DATASET RECORDS:
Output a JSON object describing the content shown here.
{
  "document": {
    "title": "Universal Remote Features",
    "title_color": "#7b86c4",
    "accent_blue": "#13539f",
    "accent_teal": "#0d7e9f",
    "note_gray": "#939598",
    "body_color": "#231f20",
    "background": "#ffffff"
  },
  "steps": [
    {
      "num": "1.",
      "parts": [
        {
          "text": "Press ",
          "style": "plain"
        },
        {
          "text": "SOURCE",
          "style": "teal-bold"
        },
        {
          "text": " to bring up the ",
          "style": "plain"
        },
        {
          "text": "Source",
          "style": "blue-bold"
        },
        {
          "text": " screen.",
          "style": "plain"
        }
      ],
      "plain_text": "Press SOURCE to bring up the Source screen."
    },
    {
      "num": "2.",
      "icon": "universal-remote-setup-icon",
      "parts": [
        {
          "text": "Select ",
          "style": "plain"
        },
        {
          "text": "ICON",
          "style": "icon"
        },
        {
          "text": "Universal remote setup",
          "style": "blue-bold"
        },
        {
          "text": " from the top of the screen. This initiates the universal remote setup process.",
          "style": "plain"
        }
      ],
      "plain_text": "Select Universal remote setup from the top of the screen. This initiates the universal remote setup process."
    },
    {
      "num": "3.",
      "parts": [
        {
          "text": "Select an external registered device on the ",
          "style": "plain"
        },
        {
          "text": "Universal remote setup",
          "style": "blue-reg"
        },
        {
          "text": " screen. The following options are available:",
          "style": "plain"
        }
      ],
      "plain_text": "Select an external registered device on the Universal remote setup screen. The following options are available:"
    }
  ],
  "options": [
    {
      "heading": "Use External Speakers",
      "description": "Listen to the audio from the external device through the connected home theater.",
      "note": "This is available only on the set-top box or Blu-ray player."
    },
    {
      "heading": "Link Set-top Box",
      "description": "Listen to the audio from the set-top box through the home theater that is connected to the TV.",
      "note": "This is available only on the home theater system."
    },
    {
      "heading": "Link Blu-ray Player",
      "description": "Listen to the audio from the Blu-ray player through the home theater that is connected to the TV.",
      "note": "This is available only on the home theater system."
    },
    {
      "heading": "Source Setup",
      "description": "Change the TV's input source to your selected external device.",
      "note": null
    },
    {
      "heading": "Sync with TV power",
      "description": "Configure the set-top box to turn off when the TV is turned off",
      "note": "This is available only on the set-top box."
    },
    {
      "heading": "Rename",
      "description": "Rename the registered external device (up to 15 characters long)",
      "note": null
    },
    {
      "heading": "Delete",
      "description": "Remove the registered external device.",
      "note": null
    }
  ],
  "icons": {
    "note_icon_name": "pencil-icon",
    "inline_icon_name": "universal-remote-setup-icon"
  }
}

WHAT YOU WILL DO:
In the entries above, identify every line with the string "registered".

ANSWER TO THE TASK:
          "text": "Select an external registered device on the ",
      "plain_text": "Select an external registered device on the Universal remote setup screen. The following options are available:"
      "description": "Rename the registered external device (up to 15 characters long)",
      "description": "Remove the registered external device.",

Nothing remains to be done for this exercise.